» **What you need to do**: Write out every single entry exactly.

» **Data to process**:
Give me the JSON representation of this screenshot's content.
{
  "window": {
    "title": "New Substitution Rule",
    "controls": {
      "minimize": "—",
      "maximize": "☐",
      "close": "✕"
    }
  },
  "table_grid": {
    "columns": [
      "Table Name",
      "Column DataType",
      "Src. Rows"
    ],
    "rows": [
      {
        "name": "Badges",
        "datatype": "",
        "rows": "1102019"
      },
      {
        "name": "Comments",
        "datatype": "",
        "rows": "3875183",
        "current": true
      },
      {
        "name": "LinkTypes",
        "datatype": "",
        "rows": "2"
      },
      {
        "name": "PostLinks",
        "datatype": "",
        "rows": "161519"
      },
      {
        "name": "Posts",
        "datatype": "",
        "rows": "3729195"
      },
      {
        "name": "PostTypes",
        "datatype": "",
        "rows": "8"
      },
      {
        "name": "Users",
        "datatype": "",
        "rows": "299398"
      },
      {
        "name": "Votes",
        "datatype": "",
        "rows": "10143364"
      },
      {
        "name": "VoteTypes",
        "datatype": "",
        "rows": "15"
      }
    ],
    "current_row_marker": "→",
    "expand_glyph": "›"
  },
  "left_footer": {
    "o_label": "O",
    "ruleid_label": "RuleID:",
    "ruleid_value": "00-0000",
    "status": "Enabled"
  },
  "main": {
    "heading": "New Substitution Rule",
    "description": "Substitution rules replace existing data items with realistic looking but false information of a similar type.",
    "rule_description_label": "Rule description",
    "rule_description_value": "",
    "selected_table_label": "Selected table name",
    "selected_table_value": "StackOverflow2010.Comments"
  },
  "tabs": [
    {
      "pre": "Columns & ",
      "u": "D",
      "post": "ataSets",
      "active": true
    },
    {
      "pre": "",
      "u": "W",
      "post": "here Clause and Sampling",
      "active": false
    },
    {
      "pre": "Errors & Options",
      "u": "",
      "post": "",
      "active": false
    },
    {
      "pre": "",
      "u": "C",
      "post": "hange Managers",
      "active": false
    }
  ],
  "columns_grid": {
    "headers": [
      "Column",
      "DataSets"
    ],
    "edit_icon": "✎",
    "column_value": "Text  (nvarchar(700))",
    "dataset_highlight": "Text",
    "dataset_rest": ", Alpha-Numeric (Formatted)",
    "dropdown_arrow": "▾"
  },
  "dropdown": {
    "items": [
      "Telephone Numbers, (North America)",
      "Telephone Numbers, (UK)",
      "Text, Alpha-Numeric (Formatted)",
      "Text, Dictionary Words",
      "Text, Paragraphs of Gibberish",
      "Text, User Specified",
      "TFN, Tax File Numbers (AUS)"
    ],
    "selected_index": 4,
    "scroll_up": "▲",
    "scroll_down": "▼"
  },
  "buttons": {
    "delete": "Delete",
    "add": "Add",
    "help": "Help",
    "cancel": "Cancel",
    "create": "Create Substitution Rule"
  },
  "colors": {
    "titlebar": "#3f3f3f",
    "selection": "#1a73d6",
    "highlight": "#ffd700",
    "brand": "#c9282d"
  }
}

» **Written answer**:
Give me the JSON representation of this screenshot's content.
{
  "window": {
    "title": "New Substitution Rule",
    "controls": {
      "minimize": "—",
      "maximize": "☐",
      "close": "✕"
    }
  },
  "table_grid": {
    "columns": [
      "Table Name",
      "Column DataType",
      "Src. Rows"
    ],
    "rows": [
      {
        "name": "Badges",
        "datatype": "",
        "rows": "1102019"
      },
      {
        "name": "Comments",
        "datatype": "",
        "rows": "3875183",
        "current": true
      },
      {
        "name": "LinkTypes",
        "datatype": "",
        "rows": "2"
      },
      {
        "name": "PostLinks",
        "datatype": "",
        "rows": "161519"
      },
      {
        "name": "Posts",
        "datatype": "",
        "rows": "3729195"
      },
      {
        "name": "PostTypes",
        "datatype": "",
        "rows": "8"
      },
      {
        "name": "Users",
        "datatype": "",
        "rows": "299398"
      },
      {
        "name": "Votes",
        "datatype": "",
        "rows": "10143364"
      },
      {
        "name": "VoteTypes",
        "datatype": "",
        "rows": "15"
      }
    ],
    "current_row_marker": "→",
    "expand_glyph": "›"
  },
  "left_footer": {
    "o_label": "O",
    "ruleid_label": "RuleID:",
    "ruleid_value": "00-0000",
    "status": "Enabled"
  },
  "main": {
    "heading": "New Substitution Rule",
    "description": "Substitution rules replace existing data items with realistic looking but false information of a similar type.",
    "rule_description_label": "Rule description",
    "rule_description_value": "",
    "selected_table_label": "Selected table name",
    "selected_table_value": "StackOverflow2010.Comments"
  },
  "tabs": [
    {
      "pre": "Columns & ",
      "u": "D",
      "post": "ataSets",
      "active": true
    },
    {
      "pre": "",
      "u": "W",
      "post": "here Clause and Sampling",
      "active": false
    },
    {
      "pre": "Errors & Options",
      "u": "",
      "post": "",
      "active": false
    },
    {
      "pre": "",
      "u": "C",
      "post": "hange Managers",
      "active": false
    }
  ],
  "columns_grid": {
    "headers": [
      "Column",
      "DataSets"
    ],
    "edit_icon": "✎",
    "column_value": "Text  (nvarchar(700))",
    "dataset_highlight": "Text",
    "dataset_rest": ", Alpha-Numeric (Formatted)",
    "dropdown_arrow": "▾"
  },
  "dropdown": {
    "items": [
      "Telephone Numbers, (North America)",
      "Telephone Numbers, (UK)",
      "Text, Alpha-Numeric (Formatted)",
      "Text, Dictionary Words",
      "Text, Paragraphs of Gibberish",
      "Text, User Specified",
      "TFN, Tax File Numbers (AUS)"
    ],
    "selected_index": 4,
    "scroll_up": "▲",
    "scroll_down": "▼"
  },
  "buttons": {
    "delete": "Delete",
    "add": "Add",
    "help": "Help",
    "cancel": "Cancel",
    "create": "Create Substitution Rule"
  },
  "colors": {
    "titlebar": "#3f3f3f",
    "selection": "#1a73d6",
    "highlight": "#ffd700",
    "brand": "#c9282d"
  }
}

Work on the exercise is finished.